+++ FRAGMENTO

Revista Viajes
Entrada a la Abadía Monasterio por el patio de la Secuoya.
Fue ya en el Monasterio de Santo Domingo de Silos donde aconsejé a mi corazón buscar sosiego. Me recibe un monje de rostro feliz y entusiasmado ánimo, algo así debe indicar la Regla de San Benito; llegué a temer que me entregara las llaves de mi nueva habitación con la rodilla postrada en tierra mientras me lavaba los pies fatigados por la dureza del camino; por fortuna, solamente me acompañó solícito por pasillos, claustros y escaleras hasta mi habitación, tampoco venía fatigado del camino que había realizado en coche, parando como tengo dicho en todos los pueblos que me encontré desde Lerma. Lo que sí hizo fue mostrarme de inmediato el modo de llegar desde la habitación asignada hasta la iglesia.

++++++
+++ LISTADO DE ENTRADAS

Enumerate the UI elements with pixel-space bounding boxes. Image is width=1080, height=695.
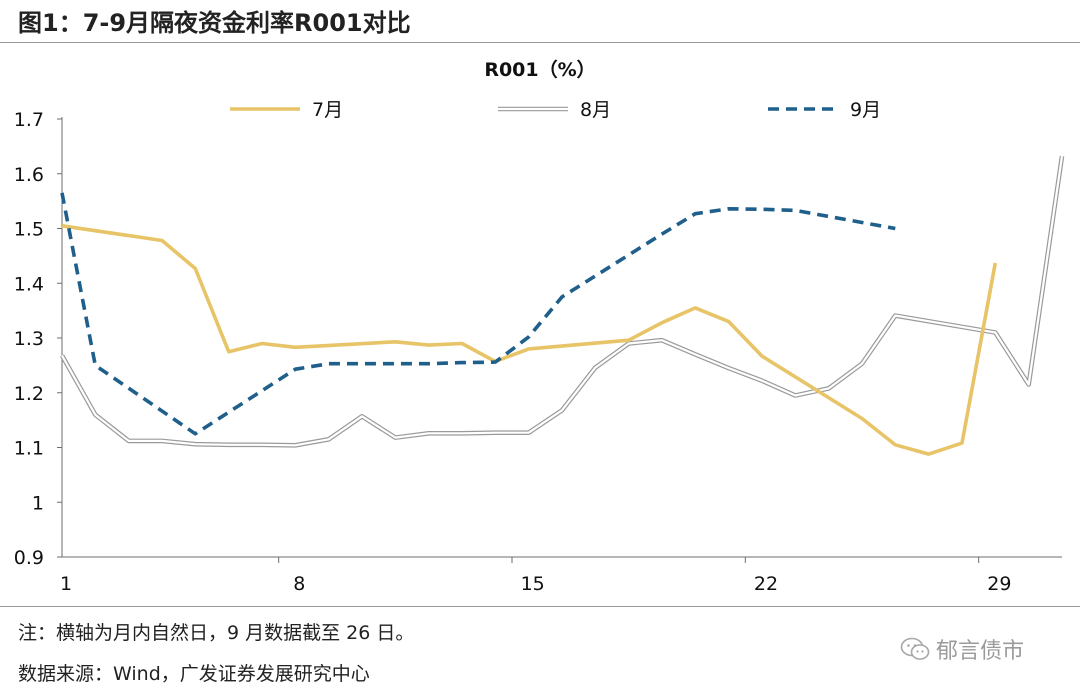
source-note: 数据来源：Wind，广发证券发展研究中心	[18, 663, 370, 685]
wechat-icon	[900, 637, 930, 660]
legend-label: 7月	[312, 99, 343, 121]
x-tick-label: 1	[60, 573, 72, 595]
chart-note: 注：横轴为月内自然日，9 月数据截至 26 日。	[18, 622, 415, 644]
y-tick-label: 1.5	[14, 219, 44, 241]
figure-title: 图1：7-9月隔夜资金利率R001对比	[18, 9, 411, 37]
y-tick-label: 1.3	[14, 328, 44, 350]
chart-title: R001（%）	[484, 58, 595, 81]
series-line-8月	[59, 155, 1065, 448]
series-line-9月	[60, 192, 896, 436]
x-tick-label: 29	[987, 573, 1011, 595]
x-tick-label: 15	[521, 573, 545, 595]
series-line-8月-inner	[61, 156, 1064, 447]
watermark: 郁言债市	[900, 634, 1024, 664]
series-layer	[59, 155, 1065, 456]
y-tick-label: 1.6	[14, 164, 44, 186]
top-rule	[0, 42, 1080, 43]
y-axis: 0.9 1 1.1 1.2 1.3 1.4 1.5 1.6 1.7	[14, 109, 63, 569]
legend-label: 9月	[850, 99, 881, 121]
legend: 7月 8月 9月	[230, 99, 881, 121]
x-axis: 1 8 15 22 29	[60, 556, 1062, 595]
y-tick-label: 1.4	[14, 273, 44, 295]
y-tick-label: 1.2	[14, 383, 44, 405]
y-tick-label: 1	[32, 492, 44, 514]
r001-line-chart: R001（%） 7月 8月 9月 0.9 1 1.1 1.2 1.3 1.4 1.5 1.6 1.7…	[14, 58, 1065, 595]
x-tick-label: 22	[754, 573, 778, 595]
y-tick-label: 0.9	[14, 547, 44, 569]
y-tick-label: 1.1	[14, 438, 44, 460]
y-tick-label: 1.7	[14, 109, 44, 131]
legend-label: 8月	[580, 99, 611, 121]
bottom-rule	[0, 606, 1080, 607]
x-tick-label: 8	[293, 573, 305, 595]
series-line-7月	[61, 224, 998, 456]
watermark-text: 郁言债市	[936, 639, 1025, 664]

++++++

ENUNCIADO:
Reescribe el texto sobre Santo Domingo de Silos desde "Fue ya en el" hasta "hasta la iglesia.", y pon "celda" en lugar de "habitación" cada vez que aparezca.

RESPUESTA:
Fue ya en el Monasterio de Santo Domingo de Silos donde aconsejé a mi corazón buscar sosiego. Me recibe un monje de rostro feliz y entusiasmado ánimo, algo así debe indicar la Regla de San Benito; llegué a temer que me entregara las llaves de mi nueva celda con la rodilla postrada en tierra mientras me lavaba los pies fatigados por la dureza del camino; por fortuna, solamente me acompañó solícito por pasillos, claustros y escaleras hasta mi celda, tampoco venía fatigado del camino que había realizado en coche, parando como tengo dicho en todos los pueblos que me encontré desde Lerma. Lo que sí hizo fue mostrarme de inmediato el modo de llegar desde la celda asignada hasta la iglesia.